**WORK TO DO:**
Retype every entry word for word.

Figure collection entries
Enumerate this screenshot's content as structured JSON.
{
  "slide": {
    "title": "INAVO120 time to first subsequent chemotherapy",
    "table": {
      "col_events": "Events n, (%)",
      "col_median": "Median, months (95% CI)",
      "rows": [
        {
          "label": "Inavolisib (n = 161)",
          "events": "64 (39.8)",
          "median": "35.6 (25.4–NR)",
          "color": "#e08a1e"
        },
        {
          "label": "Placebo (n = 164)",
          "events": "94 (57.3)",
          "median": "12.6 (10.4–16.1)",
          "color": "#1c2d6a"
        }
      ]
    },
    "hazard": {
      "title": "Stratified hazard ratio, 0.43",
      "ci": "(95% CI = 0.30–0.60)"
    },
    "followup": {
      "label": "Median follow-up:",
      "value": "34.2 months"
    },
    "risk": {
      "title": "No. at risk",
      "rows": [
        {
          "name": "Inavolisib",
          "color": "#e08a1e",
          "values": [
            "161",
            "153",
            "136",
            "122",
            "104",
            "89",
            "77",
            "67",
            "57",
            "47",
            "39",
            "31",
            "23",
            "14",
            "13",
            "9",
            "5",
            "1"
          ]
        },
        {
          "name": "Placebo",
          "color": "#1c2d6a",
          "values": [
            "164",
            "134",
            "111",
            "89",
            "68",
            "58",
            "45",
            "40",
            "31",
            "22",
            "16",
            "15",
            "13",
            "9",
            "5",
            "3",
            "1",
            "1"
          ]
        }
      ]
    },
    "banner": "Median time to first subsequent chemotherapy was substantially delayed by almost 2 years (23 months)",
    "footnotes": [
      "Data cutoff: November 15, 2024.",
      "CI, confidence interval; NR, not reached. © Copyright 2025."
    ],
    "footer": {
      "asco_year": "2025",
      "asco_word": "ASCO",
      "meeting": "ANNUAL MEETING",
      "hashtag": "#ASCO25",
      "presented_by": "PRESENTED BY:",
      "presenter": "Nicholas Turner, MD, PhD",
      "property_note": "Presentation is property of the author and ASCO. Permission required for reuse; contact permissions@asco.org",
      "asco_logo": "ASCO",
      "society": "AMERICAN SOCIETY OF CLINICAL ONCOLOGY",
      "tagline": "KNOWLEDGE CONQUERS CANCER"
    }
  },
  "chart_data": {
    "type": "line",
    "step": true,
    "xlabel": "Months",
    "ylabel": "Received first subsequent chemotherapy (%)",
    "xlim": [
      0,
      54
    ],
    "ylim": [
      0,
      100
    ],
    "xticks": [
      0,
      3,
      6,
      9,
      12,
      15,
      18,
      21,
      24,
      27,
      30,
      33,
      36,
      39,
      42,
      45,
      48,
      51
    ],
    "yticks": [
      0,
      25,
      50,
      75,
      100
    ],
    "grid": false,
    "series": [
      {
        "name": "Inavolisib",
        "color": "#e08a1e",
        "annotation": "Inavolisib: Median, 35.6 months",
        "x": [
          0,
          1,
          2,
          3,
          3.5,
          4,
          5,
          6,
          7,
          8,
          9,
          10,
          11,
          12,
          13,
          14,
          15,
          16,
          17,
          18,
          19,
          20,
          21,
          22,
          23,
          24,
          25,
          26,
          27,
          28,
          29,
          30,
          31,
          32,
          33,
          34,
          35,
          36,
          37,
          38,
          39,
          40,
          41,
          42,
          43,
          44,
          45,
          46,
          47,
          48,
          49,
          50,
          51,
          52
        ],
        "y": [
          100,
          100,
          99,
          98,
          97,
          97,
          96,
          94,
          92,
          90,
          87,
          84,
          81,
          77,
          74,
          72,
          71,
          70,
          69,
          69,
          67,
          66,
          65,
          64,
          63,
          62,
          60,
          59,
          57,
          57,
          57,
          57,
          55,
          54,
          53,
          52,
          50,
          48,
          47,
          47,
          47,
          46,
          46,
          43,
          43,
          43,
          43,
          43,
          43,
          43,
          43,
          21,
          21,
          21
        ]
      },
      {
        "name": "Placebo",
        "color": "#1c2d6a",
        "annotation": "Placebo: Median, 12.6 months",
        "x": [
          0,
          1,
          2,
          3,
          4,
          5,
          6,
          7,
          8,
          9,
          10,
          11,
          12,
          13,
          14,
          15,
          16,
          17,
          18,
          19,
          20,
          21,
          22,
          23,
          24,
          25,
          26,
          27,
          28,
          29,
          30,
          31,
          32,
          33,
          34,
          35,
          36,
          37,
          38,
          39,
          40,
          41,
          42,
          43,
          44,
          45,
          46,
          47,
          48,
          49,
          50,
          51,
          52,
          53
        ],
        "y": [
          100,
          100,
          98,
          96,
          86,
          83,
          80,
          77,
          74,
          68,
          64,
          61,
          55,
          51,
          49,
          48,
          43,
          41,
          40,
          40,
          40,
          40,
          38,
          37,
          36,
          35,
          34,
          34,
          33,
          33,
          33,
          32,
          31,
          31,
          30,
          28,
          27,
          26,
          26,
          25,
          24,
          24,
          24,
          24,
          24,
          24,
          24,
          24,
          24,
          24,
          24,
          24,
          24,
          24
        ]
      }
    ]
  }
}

**FINISHED TASK:**
Enumerate this screenshot's content as structured JSON.
{
  "slide": {
    "title": "INAVO120 time to first subsequent chemotherapy",
    "table": {
      "col_events": "Events n, (%)",
      "col_median": "Median, months (95% CI)",
      "rows": [
        {
          "label": "Inavolisib (n = 161)",
          "events": "64 (39.8)",
          "median": "35.6 (25.4–NR)",
          "color": "#e08a1e"
        },
        {
          "label": "Placebo (n = 164)",
          "events": "94 (57.3)",
          "median": "12.6 (10.4–16.1)",
          "color": "#1c2d6a"
        }
      ]
    },
    "hazard": {
      "title": "Stratified hazard ratio, 0.43",
      "ci": "(95% CI = 0.30–0.60)"
    },
    "followup": {
      "label": "Median follow-up:",
      "value": "34.2 months"
    },
    "risk": {
      "title": "No. at risk",
      "rows": [
        {
          "name": "Inavolisib",
          "color": "#e08a1e",
          "values": [
            "161",
            "153",
            "136",
            "122",
            "104",
            "89",
            "77",
            "67",
            "57",
            "47",
            "39",
            "31",
            "23",
            "14",
            "13",
            "9",
            "5",
            "1"
          ]
        },
        {
          "name": "Placebo",
          "color": "#1c2d6a",
          "values": [
            "164",
            "134",
            "111",
            "89",
            "68",
            "58",
            "45",
            "40",
            "31",
            "22",
            "16",
            "15",
            "13",
            "9",
            "5",
            "3",
            "1",
            "1"
          ]
        }
      ]
    },
    "banner": "Median time to first subsequent chemotherapy was substantially delayed by almost 2 years (23 months)",
    "footnotes": [
      "Data cutoff: November 15, 2024.",
      "CI, confidence interval; NR, not reached. © Copyright 2025."
    ],
    "footer": {
      "asco_year": "2025",
      "asco_word": "ASCO",
      "meeting": "ANNUAL MEETING",
      "hashtag": "#ASCO25",
      "presented_by": "PRESENTED BY:",
      "presenter": "Nicholas Turner, MD, PhD",
      "property_note": "Presentation is property of the author and ASCO. Permission required for reuse; contact permissions@asco.org",
      "asco_logo": "ASCO",
      "society": "AMERICAN SOCIETY OF CLINICAL ONCOLOGY",
      "tagline": "KNOWLEDGE CONQUERS CANCER"
    }
  },
  "chart_data": {
    "type": "line",
    "step": true,
    "xlabel": "Months",
    "ylabel": "Received first subsequent chemotherapy (%)",
    "xlim": [
      0,
      54
    ],
    "ylim": [
      0,
      100
    ],
    "xticks": [
      0,
      3,
      6,
      9,
      12,
      15,
      18,
      21,
      24,
      27,
      30,
      33,
      36,
      39,
      42,
      45,
      48,
      51
    ],
    "yticks": [
      0,
      25,
      50,
      75,
      100
    ],
    "grid": false,
    "series": [
      {
        "name": "Inavolisib",
        "color": "#e08a1e",
        "annotation": "Inavolisib: Median, 35.6 months",
        "x": [
          0,
          1,
          2,
          3,
          3.5,
          4,
          5,
          6,
          7,
          8,
          9,
          10,
          11,
          12,
          13,
          14,
          15,
          16,
          17,
          18,
          19,
          20,
          21,
          22,
          23,
          24,
          25,
          26,
          27,
          28,
          29,
          30,
          31,
          32,
          33,
          34,
          35,
          36,
          37,
          38,
          39,
          40,
          41,
          42,
          43,
          44,
          45,
          46,
          47,
          48,
          49,
          50,
          51,
          52
        ],
        "y": [
          100,
          100,
          99,
          98,
          97,
          97,
          96,
          94,
          92,
          90,
          87,
          84,
          81,
          77,
          74,
          72,
          71,
          70,
          69,
          69,
          67,
          66,
          65,
          64,
          63,
          62,
          60,
          59,
          57,
          57,
          57,
          57,
          55,
          54,
          53,
          52,
          50,
          48,
          47,
          47,
          47,
          46,
          46,
          43,
          43,
          43,
          43,
          43,
          43,
          43,
          43,
          21,
          21,
          21
        ]
      },
      {
        "name": "Placebo",
        "color": "#1c2d6a",
        "annotation": "Placebo: Median, 12.6 months",
        "x": [
          0,
          1,
          2,
          3,
          4,
          5,
          6,
          7,
          8,
          9,
          10,
          11,
          12,
          13,
          14,
          15,
          16,
          17,
          18,
          19,
          20,
          21,
          22,
          23,
          24,
          25,
          26,
          27,
          28,
          29,
          30,
          31,
          32,
          33,
          34,
          35,
          36,
          37,
          38,
          39,
          40,
          41,
          42,
          43,
          44,
          45,
          46,
          47,
          48,
          49,
          50,
          51,
          52,
          53
        ],
        "y": [
          100,
          100,
          98,
          96,
          86,
          83,
          80,
          77,
          74,
          68,
          64,
          61,
          55,
          51,
          49,
          48,
          43,
          41,
          40,
          40,
          40,
          40,
          38,
          37,
          36,
          35,
          34,
          34,
          33,
          33,
          33,
          32,
          31,
          31,
          30,
          28,
          27,
          26,
          26,
          25,
          24,
          24,
          24,
          24,
          24,
          24,
          24,
          24,
          24,
          24,
          24,
          24,
          24,
          24
        ]
      }
    ]
  }
}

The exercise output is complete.